**WHAT IS BEING ASKED:** Please copy each line of the lines below that contains the word "legend", matching case.

**INPUT MATERIAL:**
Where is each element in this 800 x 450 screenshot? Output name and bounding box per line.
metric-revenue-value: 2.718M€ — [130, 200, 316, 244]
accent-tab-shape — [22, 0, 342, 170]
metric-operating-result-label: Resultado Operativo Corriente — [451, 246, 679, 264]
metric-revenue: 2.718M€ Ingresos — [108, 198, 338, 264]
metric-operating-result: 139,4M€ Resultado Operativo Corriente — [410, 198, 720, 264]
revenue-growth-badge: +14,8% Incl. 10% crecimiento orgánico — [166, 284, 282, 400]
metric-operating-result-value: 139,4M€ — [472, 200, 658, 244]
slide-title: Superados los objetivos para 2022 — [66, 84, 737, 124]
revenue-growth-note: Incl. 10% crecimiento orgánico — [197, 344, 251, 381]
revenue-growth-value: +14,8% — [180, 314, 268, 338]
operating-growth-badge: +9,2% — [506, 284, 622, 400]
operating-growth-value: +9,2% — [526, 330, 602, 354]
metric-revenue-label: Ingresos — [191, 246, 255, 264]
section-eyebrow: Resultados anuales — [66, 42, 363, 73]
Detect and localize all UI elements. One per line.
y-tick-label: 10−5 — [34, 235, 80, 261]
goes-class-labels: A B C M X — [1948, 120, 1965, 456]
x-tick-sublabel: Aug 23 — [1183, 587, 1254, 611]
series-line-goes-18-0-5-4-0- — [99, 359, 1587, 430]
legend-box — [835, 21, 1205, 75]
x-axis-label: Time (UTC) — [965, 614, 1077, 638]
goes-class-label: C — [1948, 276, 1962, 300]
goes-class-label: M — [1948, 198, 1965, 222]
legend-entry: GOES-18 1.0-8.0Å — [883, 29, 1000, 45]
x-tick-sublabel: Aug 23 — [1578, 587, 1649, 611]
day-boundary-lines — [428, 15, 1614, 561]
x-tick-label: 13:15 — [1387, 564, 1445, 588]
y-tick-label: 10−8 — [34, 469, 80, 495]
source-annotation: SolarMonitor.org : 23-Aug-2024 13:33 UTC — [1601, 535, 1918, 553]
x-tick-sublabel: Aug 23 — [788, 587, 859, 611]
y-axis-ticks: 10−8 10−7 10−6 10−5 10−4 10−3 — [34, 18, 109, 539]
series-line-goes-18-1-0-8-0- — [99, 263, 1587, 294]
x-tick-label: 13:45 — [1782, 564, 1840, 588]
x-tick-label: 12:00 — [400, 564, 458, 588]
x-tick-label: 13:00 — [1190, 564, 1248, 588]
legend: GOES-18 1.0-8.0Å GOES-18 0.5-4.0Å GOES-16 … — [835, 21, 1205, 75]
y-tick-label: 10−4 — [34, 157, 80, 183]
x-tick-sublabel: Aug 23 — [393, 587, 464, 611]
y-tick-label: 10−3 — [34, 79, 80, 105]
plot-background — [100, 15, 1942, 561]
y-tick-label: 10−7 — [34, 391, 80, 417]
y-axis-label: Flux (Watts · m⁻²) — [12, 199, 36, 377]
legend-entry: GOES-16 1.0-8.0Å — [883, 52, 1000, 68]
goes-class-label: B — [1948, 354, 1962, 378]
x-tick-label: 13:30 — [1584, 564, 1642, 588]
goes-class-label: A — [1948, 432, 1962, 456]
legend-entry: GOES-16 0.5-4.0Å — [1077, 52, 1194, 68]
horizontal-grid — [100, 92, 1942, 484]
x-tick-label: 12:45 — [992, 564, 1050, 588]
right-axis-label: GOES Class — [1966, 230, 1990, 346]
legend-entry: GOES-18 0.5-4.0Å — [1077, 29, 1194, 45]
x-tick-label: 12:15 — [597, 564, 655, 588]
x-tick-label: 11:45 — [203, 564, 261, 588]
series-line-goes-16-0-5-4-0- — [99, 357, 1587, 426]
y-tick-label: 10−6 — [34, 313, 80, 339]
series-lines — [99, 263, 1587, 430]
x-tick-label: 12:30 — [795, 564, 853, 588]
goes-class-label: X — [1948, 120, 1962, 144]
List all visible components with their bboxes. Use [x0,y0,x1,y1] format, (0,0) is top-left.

* * *

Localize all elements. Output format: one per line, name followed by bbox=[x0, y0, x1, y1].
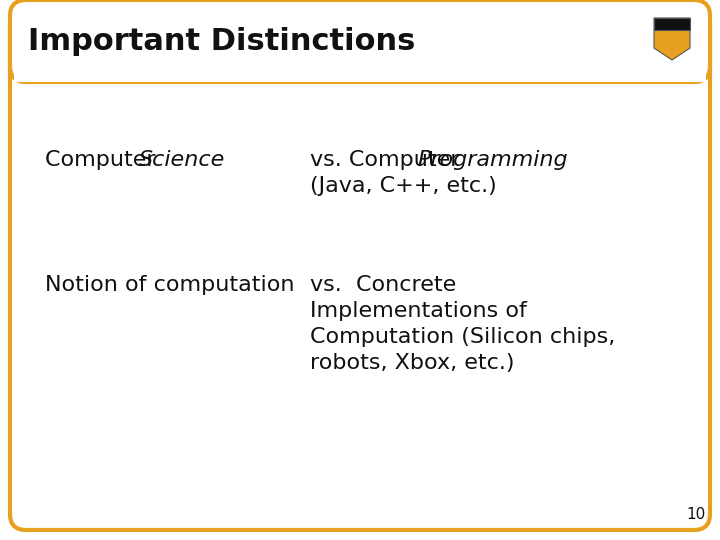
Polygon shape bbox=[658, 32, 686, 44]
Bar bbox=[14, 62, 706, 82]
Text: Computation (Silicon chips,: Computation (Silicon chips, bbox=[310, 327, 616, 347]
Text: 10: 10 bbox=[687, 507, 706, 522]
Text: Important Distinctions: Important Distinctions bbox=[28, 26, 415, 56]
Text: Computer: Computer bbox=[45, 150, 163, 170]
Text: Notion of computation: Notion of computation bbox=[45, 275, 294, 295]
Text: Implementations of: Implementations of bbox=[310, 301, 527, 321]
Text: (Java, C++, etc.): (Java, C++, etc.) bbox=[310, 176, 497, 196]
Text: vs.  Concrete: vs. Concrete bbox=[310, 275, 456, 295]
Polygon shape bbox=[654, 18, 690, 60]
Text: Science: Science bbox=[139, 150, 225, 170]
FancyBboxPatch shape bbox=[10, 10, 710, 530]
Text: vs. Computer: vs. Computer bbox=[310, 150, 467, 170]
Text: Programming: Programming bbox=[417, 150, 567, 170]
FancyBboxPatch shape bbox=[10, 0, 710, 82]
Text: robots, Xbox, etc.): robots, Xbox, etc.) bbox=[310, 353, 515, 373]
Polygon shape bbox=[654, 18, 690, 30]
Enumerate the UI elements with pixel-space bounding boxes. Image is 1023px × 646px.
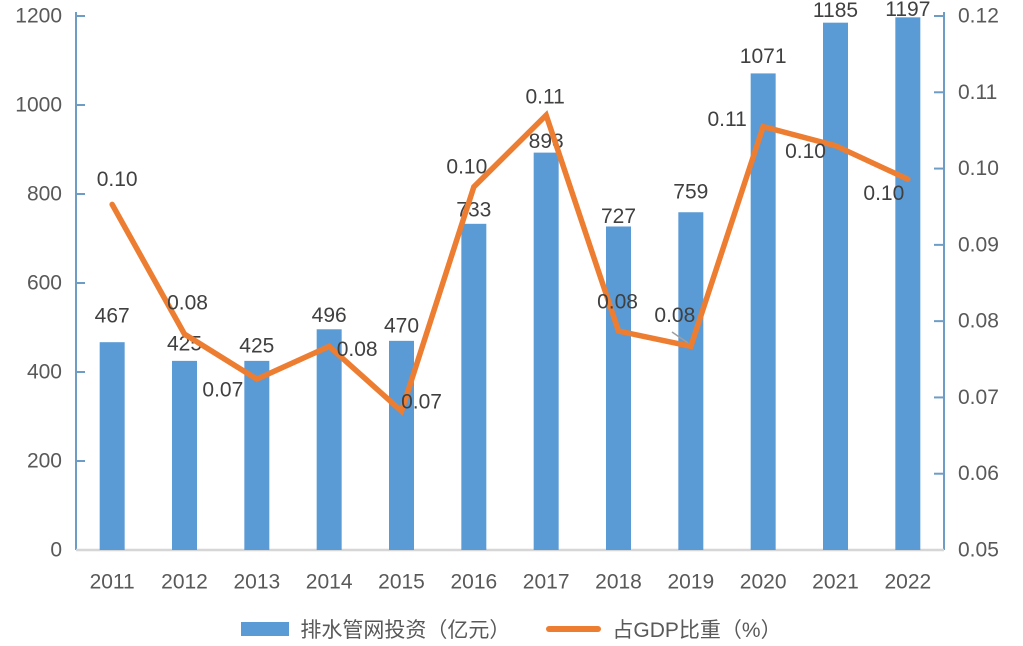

**SOLUTION:**
legend-box — [835, 21, 1205, 75]
legend-entry: GOES-18 1.0-8.0Å — [883, 29, 1000, 45]
legend: GOES-18 1.0-8.0Å GOES-18 0.5-4.0Å GOES-16 … — [835, 21, 1205, 75]
legend-entry: GOES-16 1.0-8.0Å — [883, 52, 1000, 68]
legend-entry: GOES-16 0.5-4.0Å — [1077, 52, 1194, 68]
legend-entry: GOES-18 0.5-4.0Å — [1077, 29, 1194, 45]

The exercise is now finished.